▸ Task description
Within the records below, find each line that holds the string "this", then copy it.

* START Working data *

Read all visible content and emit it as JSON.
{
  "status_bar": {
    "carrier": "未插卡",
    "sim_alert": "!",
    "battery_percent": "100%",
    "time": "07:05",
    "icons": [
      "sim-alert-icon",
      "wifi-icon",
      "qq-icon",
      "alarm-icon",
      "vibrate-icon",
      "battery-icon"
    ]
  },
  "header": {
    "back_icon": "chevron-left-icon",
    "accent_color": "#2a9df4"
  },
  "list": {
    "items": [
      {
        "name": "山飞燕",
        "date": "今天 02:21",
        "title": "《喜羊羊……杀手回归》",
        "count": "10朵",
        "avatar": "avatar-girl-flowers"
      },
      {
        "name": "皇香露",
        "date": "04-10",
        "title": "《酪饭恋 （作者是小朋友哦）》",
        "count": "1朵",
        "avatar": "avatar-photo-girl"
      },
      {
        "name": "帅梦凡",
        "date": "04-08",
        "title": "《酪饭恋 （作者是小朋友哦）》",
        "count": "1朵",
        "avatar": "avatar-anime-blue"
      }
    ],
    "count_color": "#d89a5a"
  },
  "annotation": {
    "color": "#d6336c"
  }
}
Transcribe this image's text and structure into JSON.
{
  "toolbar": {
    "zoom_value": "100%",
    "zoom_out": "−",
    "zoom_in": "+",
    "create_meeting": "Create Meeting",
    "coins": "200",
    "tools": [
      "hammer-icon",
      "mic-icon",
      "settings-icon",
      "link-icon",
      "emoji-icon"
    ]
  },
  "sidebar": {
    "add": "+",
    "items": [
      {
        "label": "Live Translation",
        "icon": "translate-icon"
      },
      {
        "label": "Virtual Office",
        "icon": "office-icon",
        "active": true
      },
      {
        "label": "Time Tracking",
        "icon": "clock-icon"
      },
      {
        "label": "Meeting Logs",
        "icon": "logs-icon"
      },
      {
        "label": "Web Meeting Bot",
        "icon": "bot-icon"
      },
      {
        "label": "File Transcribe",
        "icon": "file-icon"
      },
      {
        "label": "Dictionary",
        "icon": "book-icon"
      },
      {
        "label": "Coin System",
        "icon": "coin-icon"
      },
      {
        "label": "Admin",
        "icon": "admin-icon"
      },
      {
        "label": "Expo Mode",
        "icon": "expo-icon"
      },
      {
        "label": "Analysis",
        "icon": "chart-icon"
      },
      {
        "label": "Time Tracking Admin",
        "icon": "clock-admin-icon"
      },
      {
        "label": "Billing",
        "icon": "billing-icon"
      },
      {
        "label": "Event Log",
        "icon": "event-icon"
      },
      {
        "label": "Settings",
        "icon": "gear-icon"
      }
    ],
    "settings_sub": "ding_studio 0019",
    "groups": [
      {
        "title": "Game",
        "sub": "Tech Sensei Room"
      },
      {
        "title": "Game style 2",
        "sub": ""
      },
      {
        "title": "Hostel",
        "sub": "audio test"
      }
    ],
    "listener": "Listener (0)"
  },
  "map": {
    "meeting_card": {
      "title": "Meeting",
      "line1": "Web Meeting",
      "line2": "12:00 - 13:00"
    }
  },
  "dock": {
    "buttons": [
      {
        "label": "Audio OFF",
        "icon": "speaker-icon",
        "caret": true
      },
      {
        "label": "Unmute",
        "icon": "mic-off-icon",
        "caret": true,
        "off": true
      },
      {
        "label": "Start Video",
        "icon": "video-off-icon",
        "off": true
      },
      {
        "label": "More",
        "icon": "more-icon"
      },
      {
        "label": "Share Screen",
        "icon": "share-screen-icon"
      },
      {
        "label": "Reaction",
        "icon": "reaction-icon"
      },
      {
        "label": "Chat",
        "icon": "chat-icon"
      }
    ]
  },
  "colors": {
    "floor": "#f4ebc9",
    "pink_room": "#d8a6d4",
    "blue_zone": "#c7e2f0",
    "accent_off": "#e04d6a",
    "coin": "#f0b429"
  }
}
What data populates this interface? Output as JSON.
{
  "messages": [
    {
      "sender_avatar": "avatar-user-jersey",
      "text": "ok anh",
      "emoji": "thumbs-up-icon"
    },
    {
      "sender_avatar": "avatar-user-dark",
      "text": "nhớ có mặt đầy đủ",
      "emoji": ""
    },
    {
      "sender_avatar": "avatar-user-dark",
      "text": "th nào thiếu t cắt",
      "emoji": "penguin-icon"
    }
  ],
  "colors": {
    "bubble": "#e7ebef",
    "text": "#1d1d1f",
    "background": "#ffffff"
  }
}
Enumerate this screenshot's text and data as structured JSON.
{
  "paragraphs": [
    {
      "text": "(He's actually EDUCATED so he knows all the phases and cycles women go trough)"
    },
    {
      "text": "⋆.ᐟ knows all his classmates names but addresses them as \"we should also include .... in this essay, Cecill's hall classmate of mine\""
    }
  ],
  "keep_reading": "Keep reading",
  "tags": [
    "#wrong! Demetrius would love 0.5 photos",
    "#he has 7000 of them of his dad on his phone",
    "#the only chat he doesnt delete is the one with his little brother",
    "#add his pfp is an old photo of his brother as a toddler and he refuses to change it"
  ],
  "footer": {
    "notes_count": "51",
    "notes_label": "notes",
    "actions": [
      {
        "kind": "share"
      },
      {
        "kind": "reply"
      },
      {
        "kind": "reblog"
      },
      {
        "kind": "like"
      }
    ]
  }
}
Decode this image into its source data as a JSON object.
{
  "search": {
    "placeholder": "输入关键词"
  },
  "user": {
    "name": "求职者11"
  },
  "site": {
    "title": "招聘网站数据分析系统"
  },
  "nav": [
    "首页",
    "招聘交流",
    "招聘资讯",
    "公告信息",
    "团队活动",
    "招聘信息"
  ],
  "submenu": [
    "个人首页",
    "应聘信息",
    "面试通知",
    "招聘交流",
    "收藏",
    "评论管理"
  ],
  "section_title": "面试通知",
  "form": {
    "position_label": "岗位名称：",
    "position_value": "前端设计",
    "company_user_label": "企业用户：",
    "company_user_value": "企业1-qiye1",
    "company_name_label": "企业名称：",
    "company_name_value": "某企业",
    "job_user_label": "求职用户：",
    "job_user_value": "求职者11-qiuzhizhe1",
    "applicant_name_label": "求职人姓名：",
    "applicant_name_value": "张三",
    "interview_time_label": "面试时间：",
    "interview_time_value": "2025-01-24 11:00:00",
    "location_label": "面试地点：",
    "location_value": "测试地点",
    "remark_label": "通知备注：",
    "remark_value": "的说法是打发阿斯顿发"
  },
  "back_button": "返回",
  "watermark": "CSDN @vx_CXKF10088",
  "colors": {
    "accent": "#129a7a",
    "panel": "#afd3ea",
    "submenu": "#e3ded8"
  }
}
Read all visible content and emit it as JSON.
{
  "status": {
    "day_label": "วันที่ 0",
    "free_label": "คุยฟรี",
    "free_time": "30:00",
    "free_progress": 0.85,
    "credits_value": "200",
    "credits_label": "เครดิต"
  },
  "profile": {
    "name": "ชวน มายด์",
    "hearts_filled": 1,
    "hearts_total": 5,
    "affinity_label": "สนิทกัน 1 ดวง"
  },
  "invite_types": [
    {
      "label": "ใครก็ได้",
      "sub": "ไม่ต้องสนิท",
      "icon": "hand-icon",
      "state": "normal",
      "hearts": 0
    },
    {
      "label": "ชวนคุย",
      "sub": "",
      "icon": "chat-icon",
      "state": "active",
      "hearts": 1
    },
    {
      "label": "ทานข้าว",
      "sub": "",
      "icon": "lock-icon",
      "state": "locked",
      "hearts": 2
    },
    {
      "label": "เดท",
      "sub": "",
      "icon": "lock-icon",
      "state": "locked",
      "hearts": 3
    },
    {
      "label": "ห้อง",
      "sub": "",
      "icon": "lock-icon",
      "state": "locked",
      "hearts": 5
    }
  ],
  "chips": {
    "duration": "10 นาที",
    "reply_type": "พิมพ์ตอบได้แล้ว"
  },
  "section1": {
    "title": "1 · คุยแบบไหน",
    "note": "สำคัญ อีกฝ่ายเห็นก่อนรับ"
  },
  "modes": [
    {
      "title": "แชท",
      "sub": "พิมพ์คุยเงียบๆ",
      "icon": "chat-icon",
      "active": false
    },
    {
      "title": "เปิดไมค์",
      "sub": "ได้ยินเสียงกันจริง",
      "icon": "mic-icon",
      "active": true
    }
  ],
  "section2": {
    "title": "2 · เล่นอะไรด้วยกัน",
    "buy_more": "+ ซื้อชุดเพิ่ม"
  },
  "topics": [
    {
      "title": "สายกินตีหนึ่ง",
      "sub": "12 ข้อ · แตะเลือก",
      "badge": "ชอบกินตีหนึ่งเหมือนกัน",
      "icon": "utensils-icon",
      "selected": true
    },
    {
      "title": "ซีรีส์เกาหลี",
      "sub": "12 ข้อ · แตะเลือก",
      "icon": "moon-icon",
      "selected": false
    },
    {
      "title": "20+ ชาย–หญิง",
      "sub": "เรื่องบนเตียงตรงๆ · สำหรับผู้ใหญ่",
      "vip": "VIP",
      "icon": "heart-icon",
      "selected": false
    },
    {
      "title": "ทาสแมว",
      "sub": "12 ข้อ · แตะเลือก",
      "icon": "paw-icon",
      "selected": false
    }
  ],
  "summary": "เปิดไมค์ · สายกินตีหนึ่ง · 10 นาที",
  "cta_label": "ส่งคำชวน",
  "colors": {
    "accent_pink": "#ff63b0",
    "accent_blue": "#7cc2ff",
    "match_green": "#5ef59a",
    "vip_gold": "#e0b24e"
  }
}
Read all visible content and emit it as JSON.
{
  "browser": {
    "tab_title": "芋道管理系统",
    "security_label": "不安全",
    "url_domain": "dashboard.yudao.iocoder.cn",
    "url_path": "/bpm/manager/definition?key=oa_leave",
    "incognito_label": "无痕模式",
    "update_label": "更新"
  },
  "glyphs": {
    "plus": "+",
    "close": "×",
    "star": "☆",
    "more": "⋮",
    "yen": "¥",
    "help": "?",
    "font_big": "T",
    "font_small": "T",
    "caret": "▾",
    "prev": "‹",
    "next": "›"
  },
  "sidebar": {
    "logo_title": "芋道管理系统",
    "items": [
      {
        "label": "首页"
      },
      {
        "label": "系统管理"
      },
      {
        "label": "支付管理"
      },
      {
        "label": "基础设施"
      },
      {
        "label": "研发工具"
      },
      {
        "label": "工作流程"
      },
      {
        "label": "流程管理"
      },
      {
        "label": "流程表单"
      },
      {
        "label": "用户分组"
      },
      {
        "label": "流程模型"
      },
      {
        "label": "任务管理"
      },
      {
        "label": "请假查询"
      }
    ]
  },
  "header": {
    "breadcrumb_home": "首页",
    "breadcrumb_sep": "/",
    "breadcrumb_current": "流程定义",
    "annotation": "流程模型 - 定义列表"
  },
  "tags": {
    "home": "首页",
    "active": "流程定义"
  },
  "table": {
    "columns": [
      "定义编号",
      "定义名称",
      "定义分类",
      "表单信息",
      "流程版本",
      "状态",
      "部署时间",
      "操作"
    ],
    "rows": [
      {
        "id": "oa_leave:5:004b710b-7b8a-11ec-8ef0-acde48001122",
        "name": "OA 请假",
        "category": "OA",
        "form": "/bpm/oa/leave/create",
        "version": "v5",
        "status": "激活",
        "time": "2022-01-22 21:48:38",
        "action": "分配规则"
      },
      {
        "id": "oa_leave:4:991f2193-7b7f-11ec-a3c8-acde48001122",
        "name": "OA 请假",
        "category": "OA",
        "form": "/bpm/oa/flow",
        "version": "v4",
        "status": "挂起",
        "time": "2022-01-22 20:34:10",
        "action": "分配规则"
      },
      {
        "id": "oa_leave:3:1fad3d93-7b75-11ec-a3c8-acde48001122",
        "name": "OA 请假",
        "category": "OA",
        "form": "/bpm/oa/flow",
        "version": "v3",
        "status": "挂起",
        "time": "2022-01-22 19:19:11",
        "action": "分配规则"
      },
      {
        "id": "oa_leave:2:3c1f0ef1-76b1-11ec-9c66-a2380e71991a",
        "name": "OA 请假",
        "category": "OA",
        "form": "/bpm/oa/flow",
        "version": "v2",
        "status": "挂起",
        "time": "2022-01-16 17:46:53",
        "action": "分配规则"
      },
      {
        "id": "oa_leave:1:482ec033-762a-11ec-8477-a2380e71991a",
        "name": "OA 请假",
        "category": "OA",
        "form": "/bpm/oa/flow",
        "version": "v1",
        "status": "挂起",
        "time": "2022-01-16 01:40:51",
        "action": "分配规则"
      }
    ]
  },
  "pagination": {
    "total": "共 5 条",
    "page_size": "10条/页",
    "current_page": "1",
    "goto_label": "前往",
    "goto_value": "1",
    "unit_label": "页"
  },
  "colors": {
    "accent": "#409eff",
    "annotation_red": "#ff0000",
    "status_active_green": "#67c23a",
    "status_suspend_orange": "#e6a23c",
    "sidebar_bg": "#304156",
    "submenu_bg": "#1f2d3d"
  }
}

* END Working data *

▸ Exercise output
Transcribe this image's text and structure into JSON.
What data populates this interface? Output as JSON.
Enumerate this screenshot's text and data as structured JSON.
      "text": "⋆.ᐟ knows all his classmates names but addresses them as \"we should also include .... in this essay, Cecill's hall classmate of mine\""
Decode this image into its source data as a JSON object.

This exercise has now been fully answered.